§ Do this
Retype all material exactly. Pictures stay out of the copy.

§ Provided material
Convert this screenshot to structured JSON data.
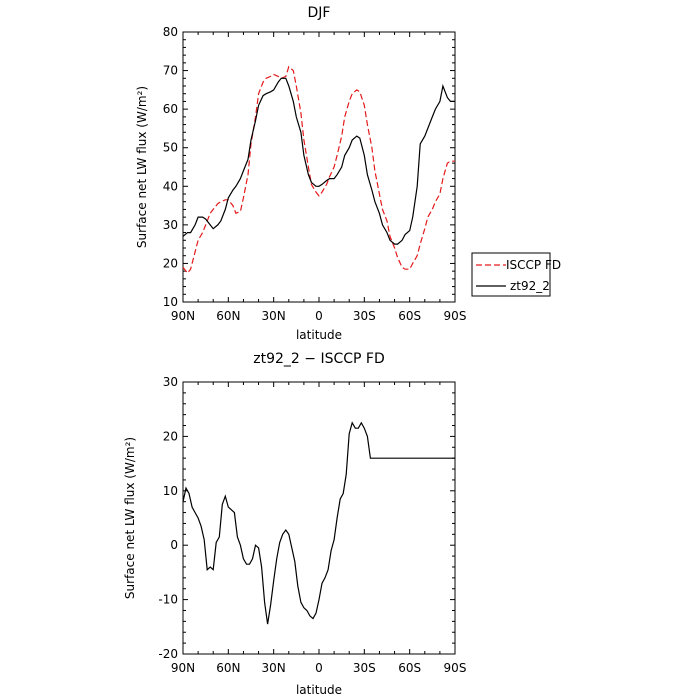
{
  "chart_data": [
    {
      "type": "line",
      "title": "DJF",
      "xlabel": "latitude",
      "ylabel": "Surface net LW flux (W/m²)",
      "x_ticks": [
        "90N",
        "60N",
        "30N",
        "0",
        "30S",
        "60S",
        "90S"
      ],
      "x_tick_values": [
        90,
        60,
        30,
        0,
        -30,
        -60,
        -90
      ],
      "xlim": [
        90,
        -90
      ],
      "ylim": [
        10,
        80
      ],
      "y_ticks": [
        10,
        20,
        30,
        40,
        50,
        60,
        70,
        80
      ],
      "grid": false,
      "legend_position": "right",
      "series": [
        {
          "name": "ISCCP FD",
          "color": "#e41a1c",
          "dash": "dashed",
          "x": [
            90,
            87,
            85,
            82,
            80,
            77,
            75,
            72,
            70,
            67,
            65,
            62,
            60,
            57,
            55,
            52,
            50,
            47,
            45,
            42,
            40,
            37,
            35,
            32,
            30,
            27,
            25,
            22,
            20,
            17,
            15,
            12,
            10,
            7,
            5,
            2,
            0,
            -2,
            -5,
            -7,
            -10,
            -12,
            -15,
            -17,
            -20,
            -22,
            -25,
            -27,
            -30,
            -32,
            -35,
            -37,
            -40,
            -42,
            -45,
            -47,
            -50,
            -52,
            -55,
            -57,
            -60,
            -62,
            -65,
            -67,
            -70,
            -72,
            -75,
            -77,
            -80,
            -82,
            -85,
            -87,
            -90
          ],
          "y": [
            19,
            17.5,
            18.5,
            23,
            26,
            28,
            30,
            33,
            34,
            35.5,
            36,
            36.5,
            36.5,
            35,
            33,
            33.5,
            37,
            43,
            51,
            58,
            64,
            67,
            68,
            68.5,
            69,
            68.5,
            68,
            68.5,
            71,
            70,
            66,
            59,
            52,
            45,
            40.5,
            38.5,
            37.5,
            38.5,
            40.5,
            42.5,
            45,
            48,
            53,
            58,
            62,
            64,
            65,
            64.5,
            61,
            56,
            50,
            44,
            38,
            34,
            31,
            27,
            24,
            21.5,
            19,
            18.5,
            18.5,
            20,
            22,
            25,
            29,
            32,
            34,
            36,
            38,
            42,
            46,
            46.5,
            46.5
          ]
        },
        {
          "name": "zt92_2",
          "color": "#000000",
          "dash": "solid",
          "x": [
            90,
            87,
            85,
            82,
            80,
            77,
            75,
            72,
            70,
            67,
            65,
            62,
            60,
            57,
            55,
            52,
            50,
            47,
            45,
            42,
            40,
            37,
            35,
            32,
            30,
            27,
            25,
            22,
            20,
            17,
            15,
            12,
            10,
            7,
            5,
            2,
            0,
            -2,
            -5,
            -7,
            -10,
            -12,
            -15,
            -17,
            -20,
            -22,
            -25,
            -27,
            -30,
            -32,
            -35,
            -37,
            -40,
            -42,
            -45,
            -47,
            -50,
            -52,
            -55,
            -57,
            -60,
            -62,
            -65,
            -67,
            -70,
            -72,
            -75,
            -77,
            -80,
            -82,
            -85,
            -87,
            -90
          ],
          "y": [
            27,
            28,
            28,
            30,
            32,
            32,
            31.5,
            30,
            29,
            30,
            31,
            34,
            37,
            39,
            40,
            42,
            44,
            47,
            52,
            57,
            61,
            63.5,
            64,
            64.5,
            65,
            67,
            68,
            68,
            66,
            62,
            58,
            54,
            48,
            43,
            41,
            40,
            40,
            40.5,
            41.5,
            42,
            42,
            43,
            45,
            48,
            50,
            52,
            53,
            52.5,
            48,
            43,
            39,
            36,
            33,
            30,
            28,
            26,
            25,
            25,
            26,
            27.5,
            28.5,
            32,
            40,
            51,
            53,
            55,
            58,
            60,
            62,
            66,
            63,
            62,
            62
          ]
        }
      ]
    },
    {
      "type": "line",
      "title": "zt92_2 − ISCCP FD",
      "xlabel": "latitude",
      "ylabel": "Surface net LW flux (W/m²)",
      "x_ticks": [
        "90N",
        "60N",
        "30N",
        "0",
        "30S",
        "60S",
        "90S"
      ],
      "x_tick_values": [
        90,
        60,
        30,
        0,
        -30,
        -60,
        -90
      ],
      "xlim": [
        90,
        -90
      ],
      "ylim": [
        -20,
        30
      ],
      "y_ticks": [
        -20,
        -10,
        0,
        10,
        20,
        30
      ],
      "grid": false,
      "series": [
        {
          "color": "#000000",
          "dash": "solid",
          "x": [
            90,
            88,
            86,
            84,
            82,
            80,
            78,
            76,
            74,
            72,
            70,
            68,
            66,
            64,
            62,
            60,
            58,
            56,
            54,
            52,
            50,
            48,
            46,
            44,
            42,
            40,
            38,
            36,
            34,
            32,
            30,
            28,
            26,
            24,
            22,
            20,
            18,
            16,
            14,
            12,
            10,
            8,
            6,
            4,
            2,
            0,
            -2,
            -4,
            -6,
            -8,
            -10,
            -12,
            -14,
            -16,
            -18,
            -20,
            -22,
            -24,
            -26,
            -28,
            -30,
            -32,
            -34,
            -36,
            -38,
            -40,
            -42,
            -44,
            -46,
            -48,
            -50,
            -52,
            -54,
            -56,
            -58,
            -60,
            -62,
            -64,
            -66,
            -68,
            -70,
            -72,
            -74,
            -76,
            -78,
            -80,
            -82,
            -84,
            -86,
            -88,
            -90
          ],
          "y": [
            8,
            10.5,
            9.5,
            7,
            6,
            5,
            3.5,
            1,
            -4.5,
            -4,
            -4.5,
            0.5,
            1.5,
            7.5,
            9,
            7,
            6.5,
            6,
            1.5,
            0,
            -2.5,
            -3.5,
            -3.5,
            -2.5,
            0,
            -0.5,
            -4,
            -10.5,
            -14.5,
            -11,
            -6.5,
            -2.5,
            0.5,
            2,
            2.8,
            2,
            -0.5,
            -3,
            -7.5,
            -10.5,
            -11.5,
            -12,
            -13,
            -13.5,
            -12.5,
            -10,
            -7,
            -6,
            -4.5,
            -1,
            1,
            5,
            8.5,
            9.5,
            13,
            20.5,
            22.5,
            21.5,
            21.5,
            22.5,
            21.5,
            20,
            16,
            16,
            16,
            16,
            16,
            16,
            16,
            16,
            16,
            16,
            16,
            16,
            16,
            16,
            16,
            16,
            16,
            16,
            16,
            16,
            16,
            16,
            16,
            16,
            16,
            16,
            16,
            16,
            16
          ]
        }
      ]
    }
  ]
}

§ Response
Convert this screenshot to structured JSON data.
{
  "chart_data": [
    {
      "type": "line",
      "title": "DJF",
      "xlabel": "latitude",
      "ylabel": "Surface net LW flux (W/m²)",
      "x_ticks": [
        "90N",
        "60N",
        "30N",
        "0",
        "30S",
        "60S",
        "90S"
      ],
      "x_tick_values": [
        90,
        60,
        30,
        0,
        -30,
        -60,
        -90
      ],
      "xlim": [
        90,
        -90
      ],
      "ylim": [
        10,
        80
      ],
      "y_ticks": [
        10,
        20,
        30,
        40,
        50,
        60,
        70,
        80
      ],
      "grid": false,
      "legend_position": "right",
      "series": [
        {
          "name": "ISCCP FD",
          "color": "#e41a1c",
          "dash": "dashed",
          "x": [
            90,
            87,
            85,
            82,
            80,
            77,
            75,
            72,
            70,
            67,
            65,
            62,
            60,
            57,
            55,
            52,
            50,
            47,
            45,
            42,
            40,
            37,
            35,
            32,
            30,
            27,
            25,
            22,
            20,
            17,
            15,
            12,
            10,
            7,
            5,
            2,
            0,
            -2,
            -5,
            -7,
            -10,
            -12,
            -15,
            -17,
            -20,
            -22,
            -25,
            -27,
            -30,
            -32,
            -35,
            -37,
            -40,
            -42,
            -45,
            -47,
            -50,
            -52,
            -55,
            -57,
            -60,
            -62,
            -65,
            -67,
            -70,
            -72,
            -75,
            -77,
            -80,
            -82,
            -85,
            -87,
            -90
          ],
          "y": [
            19,
            17.5,
            18.5,
            23,
            26,
            28,
            30,
            33,
            34,
            35.5,
            36,
            36.5,
            36.5,
            35,
            33,
            33.5,
            37,
            43,
            51,
            58,
            64,
            67,
            68,
            68.5,
            69,
            68.5,
            68,
            68.5,
            71,
            70,
            66,
            59,
            52,
            45,
            40.5,
            38.5,
            37.5,
            38.5,
            40.5,
            42.5,
            45,
            48,
            53,
            58,
            62,
            64,
            65,
            64.5,
            61,
            56,
            50,
            44,
            38,
            34,
            31,
            27,
            24,
            21.5,
            19,
            18.5,
            18.5,
            20,
            22,
            25,
            29,
            32,
            34,
            36,
            38,
            42,
            46,
            46.5,
            46.5
          ]
        },
        {
          "name": "zt92_2",
          "color": "#000000",
          "dash": "solid",
          "x": [
            90,
            87,
            85,
            82,
            80,
            77,
            75,
            72,
            70,
            67,
            65,
            62,
            60,
            57,
            55,
            52,
            50,
            47,
            45,
            42,
            40,
            37,
            35,
            32,
            30,
            27,
            25,
            22,
            20,
            17,
            15,
            12,
            10,
            7,
            5,
            2,
            0,
            -2,
            -5,
            -7,
            -10,
            -12,
            -15,
            -17,
            -20,
            -22,
            -25,
            -27,
            -30,
            -32,
            -35,
            -37,
            -40,
            -42,
            -45,
            -47,
            -50,
            -52,
            -55,
            -57,
            -60,
            -62,
            -65,
            -67,
            -70,
            -72,
            -75,
            -77,
            -80,
            -82,
            -85,
            -87,
            -90
          ],
          "y": [
            27,
            28,
            28,
            30,
            32,
            32,
            31.5,
            30,
            29,
            30,
            31,
            34,
            37,
            39,
            40,
            42,
            44,
            47,
            52,
            57,
            61,
            63.5,
            64,
            64.5,
            65,
            67,
            68,
            68,
            66,
            62,
            58,
            54,
            48,
            43,
            41,
            40,
            40,
            40.5,
            41.5,
            42,
            42,
            43,
            45,
            48,
            50,
            52,
            53,
            52.5,
            48,
            43,
            39,
            36,
            33,
            30,
            28,
            26,
            25,
            25,
            26,
            27.5,
            28.5,
            32,
            40,
            51,
            53,
            55,
            58,
            60,
            62,
            66,
            63,
            62,
            62
          ]
        }
      ]
    },
    {
      "type": "line",
      "title": "zt92_2 − ISCCP FD",
      "xlabel": "latitude",
      "ylabel": "Surface net LW flux (W/m²)",
      "x_ticks": [
        "90N",
        "60N",
        "30N",
        "0",
        "30S",
        "60S",
        "90S"
      ],
      "x_tick_values": [
        90,
        60,
        30,
        0,
        -30,
        -60,
        -90
      ],
      "xlim": [
        90,
        -90
      ],
      "ylim": [
        -20,
        30
      ],
      "y_ticks": [
        -20,
        -10,
        0,
        10,
        20,
        30
      ],
      "grid": false,
      "series": [
        {
          "color": "#000000",
          "dash": "solid",
          "x": [
            90,
            88,
            86,
            84,
            82,
            80,
            78,
            76,
            74,
            72,
            70,
            68,
            66,
            64,
            62,
            60,
            58,
            56,
            54,
            52,
            50,
            48,
            46,
            44,
            42,
            40,
            38,
            36,
            34,
            32,
            30,
            28,
            26,
            24,
            22,
            20,
            18,
            16,
            14,
            12,
            10,
            8,
            6,
            4,
            2,
            0,
            -2,
            -4,
            -6,
            -8,
            -10,
            -12,
            -14,
            -16,
            -18,
            -20,
            -22,
            -24,
            -26,
            -28,
            -30,
            -32,
            -34,
            -36,
            -38,
            -40,
            -42,
            -44,
            -46,
            -48,
            -50,
            -52,
            -54,
            -56,
            -58,
            -60,
            -62,
            -64,
            -66,
            -68,
            -70,
            -72,
            -74,
            -76,
            -78,
            -80,
            -82,
            -84,
            -86,
            -88,
            -90
          ],
          "y": [
            8,
            10.5,
            9.5,
            7,
            6,
            5,
            3.5,
            1,
            -4.5,
            -4,
            -4.5,
            0.5,
            1.5,
            7.5,
            9,
            7,
            6.5,
            6,
            1.5,
            0,
            -2.5,
            -3.5,
            -3.5,
            -2.5,
            0,
            -0.5,
            -4,
            -10.5,
            -14.5,
            -11,
            -6.5,
            -2.5,
            0.5,
            2,
            2.8,
            2,
            -0.5,
            -3,
            -7.5,
            -10.5,
            -11.5,
            -12,
            -13,
            -13.5,
            -12.5,
            -10,
            -7,
            -6,
            -4.5,
            -1,
            1,
            5,
            8.5,
            9.5,
            13,
            20.5,
            22.5,
            21.5,
            21.5,
            22.5,
            21.5,
            20,
            16,
            16,
            16,
            16,
            16,
            16,
            16,
            16,
            16,
            16,
            16,
            16,
            16,
            16,
            16,
            16,
            16,
            16,
            16,
            16,
            16,
            16,
            16,
            16,
            16,
            16,
            16,
            16,
            16
          ]
        }
      ]
    }
  ]
}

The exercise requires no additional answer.